**Problem statement**
Retype all of the data. Every line must match exactly.

-------

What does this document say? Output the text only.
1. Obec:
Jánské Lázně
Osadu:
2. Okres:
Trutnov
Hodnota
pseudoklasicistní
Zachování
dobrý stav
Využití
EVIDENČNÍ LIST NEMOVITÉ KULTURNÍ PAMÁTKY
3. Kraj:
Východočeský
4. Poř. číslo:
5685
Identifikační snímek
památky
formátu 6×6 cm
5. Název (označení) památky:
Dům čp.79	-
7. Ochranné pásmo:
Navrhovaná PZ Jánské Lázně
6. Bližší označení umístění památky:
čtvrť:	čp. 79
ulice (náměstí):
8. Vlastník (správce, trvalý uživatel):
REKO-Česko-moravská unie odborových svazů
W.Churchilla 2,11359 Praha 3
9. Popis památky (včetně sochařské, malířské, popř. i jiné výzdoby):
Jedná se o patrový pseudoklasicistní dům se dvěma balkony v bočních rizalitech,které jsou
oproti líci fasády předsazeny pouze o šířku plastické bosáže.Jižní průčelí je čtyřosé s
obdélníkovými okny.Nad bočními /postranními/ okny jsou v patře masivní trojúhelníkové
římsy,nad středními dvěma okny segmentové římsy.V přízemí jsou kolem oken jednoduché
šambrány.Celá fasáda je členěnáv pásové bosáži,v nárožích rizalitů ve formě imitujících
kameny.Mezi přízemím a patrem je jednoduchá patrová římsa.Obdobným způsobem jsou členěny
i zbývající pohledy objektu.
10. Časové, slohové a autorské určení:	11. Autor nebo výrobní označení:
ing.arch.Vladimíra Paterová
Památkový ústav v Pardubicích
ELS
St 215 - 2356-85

-------

**Output for this exercise**
What does this document say? Output the text only.
1. Obec:
Jánské Lázně
Osadu:
2. Okres:
Trutnov
Hodnota
pseudoklasicistní
Zachování
dobrý stav
Využití
EVIDENČNÍ LIST NEMOVITÉ KULTURNÍ PAMÁTKY
3. Kraj:
Východočeský
4. Poř. číslo:
5685
Identifikační snímek
památky
formátu 6×6 cm
5. Název (označení) památky:
Dům čp.79	-
7. Ochranné pásmo:
Navrhovaná PZ Jánské Lázně
6. Bližší označení umístění památky:
čtvrť:	čp. 79
ulice (náměstí):
8. Vlastník (správce, trvalý uživatel):
REKO-Česko-moravská unie odborových svazů
W.Churchilla 2,11359 Praha 3
9. Popis památky (včetně sochařské, malířské, popř. i jiné výzdoby):
Jedná se o patrový pseudoklasicistní dům se dvěma balkony v bočních rizalitech,které jsou
oproti líci fasády předsazeny pouze o šířku plastické bosáže.Jižní průčelí je čtyřosé s
obdélníkovými okny.Nad bočními /postranními/ okny jsou v patře masivní trojúhelníkové
římsy,nad středními dvěma okny segmentové římsy.V přízemí jsou kolem oken jednoduché
šambrány.Celá fasáda je členěnáv pásové bosáži,v nárožích rizalitů ve formě imitujících
kameny.Mezi přízemím a patrem je jednoduchá patrová římsa.Obdobným způsobem jsou členěny
i zbývající pohledy objektu.
10. Časové, slohové a autorské určení:	11. Autor nebo výrobní označení:
ing.arch.Vladimíra Paterová
Památkový ústav v Pardubicích
ELS
St 215 - 2356-85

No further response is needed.